Challenge:
Your task is to gather the lines below that hold the string "质量管理部".

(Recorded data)
____

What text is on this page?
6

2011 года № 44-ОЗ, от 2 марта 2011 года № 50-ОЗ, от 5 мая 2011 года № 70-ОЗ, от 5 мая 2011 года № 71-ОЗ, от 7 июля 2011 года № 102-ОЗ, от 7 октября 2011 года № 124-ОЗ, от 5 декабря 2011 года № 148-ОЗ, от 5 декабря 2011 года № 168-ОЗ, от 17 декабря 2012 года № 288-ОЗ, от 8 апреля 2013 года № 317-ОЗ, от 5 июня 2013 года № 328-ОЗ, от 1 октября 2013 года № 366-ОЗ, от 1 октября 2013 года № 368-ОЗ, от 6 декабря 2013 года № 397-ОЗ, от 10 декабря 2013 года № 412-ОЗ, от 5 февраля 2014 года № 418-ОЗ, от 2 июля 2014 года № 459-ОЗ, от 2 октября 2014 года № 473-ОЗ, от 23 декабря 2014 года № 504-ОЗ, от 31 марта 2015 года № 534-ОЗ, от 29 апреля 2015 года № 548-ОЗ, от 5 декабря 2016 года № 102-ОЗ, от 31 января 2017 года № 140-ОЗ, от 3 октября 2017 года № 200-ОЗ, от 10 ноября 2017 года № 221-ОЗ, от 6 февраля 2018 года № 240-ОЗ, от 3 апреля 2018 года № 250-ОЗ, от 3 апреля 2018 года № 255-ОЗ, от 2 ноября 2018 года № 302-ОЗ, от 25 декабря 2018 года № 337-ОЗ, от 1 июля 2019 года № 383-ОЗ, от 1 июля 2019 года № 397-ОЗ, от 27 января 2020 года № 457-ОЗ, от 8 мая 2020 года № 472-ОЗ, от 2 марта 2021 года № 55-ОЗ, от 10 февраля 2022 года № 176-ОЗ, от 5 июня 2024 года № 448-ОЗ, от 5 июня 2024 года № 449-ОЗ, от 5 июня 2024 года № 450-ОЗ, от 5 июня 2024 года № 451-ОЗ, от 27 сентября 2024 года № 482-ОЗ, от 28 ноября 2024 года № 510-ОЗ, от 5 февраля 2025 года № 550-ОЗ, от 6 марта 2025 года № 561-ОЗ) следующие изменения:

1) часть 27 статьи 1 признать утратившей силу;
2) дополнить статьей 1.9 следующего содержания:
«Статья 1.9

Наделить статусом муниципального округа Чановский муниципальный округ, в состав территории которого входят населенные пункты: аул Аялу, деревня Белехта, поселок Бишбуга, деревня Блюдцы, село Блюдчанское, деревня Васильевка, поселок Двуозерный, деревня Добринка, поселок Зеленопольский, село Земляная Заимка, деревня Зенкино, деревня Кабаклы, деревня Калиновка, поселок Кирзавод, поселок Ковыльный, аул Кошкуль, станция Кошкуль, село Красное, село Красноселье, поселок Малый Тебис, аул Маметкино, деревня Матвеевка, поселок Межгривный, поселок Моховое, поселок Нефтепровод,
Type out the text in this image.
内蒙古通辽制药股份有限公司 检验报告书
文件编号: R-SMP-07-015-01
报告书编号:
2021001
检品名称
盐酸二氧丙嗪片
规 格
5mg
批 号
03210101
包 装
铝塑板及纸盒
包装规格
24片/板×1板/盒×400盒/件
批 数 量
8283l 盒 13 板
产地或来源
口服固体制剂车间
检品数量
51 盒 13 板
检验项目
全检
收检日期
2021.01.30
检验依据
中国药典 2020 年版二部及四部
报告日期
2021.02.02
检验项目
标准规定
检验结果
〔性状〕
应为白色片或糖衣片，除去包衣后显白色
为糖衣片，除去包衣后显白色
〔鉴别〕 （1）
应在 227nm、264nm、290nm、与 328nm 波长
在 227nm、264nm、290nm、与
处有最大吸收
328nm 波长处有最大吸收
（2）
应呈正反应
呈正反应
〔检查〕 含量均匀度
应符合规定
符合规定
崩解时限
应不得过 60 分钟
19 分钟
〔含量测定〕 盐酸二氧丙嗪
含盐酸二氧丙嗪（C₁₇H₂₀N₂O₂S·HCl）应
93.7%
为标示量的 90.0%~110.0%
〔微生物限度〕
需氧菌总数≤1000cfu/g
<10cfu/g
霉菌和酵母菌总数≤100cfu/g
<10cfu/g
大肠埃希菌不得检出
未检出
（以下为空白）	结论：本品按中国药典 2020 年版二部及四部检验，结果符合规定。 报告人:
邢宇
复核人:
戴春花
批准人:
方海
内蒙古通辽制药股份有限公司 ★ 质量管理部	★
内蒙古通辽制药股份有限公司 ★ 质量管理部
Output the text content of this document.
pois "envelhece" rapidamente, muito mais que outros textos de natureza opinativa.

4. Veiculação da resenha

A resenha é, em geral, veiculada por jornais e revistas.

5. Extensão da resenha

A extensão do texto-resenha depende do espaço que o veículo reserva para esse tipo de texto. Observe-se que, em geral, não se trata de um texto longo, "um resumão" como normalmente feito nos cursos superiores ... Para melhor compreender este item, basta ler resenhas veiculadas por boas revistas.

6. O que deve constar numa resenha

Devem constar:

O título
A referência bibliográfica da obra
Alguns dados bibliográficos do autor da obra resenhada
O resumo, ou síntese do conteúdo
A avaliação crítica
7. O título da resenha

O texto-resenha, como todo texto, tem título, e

____

Exercise result:
内蒙古通辽制药股份有限公司 ★ 质量管理部	★
内蒙古通辽制药股份有限公司 ★ 质量管理部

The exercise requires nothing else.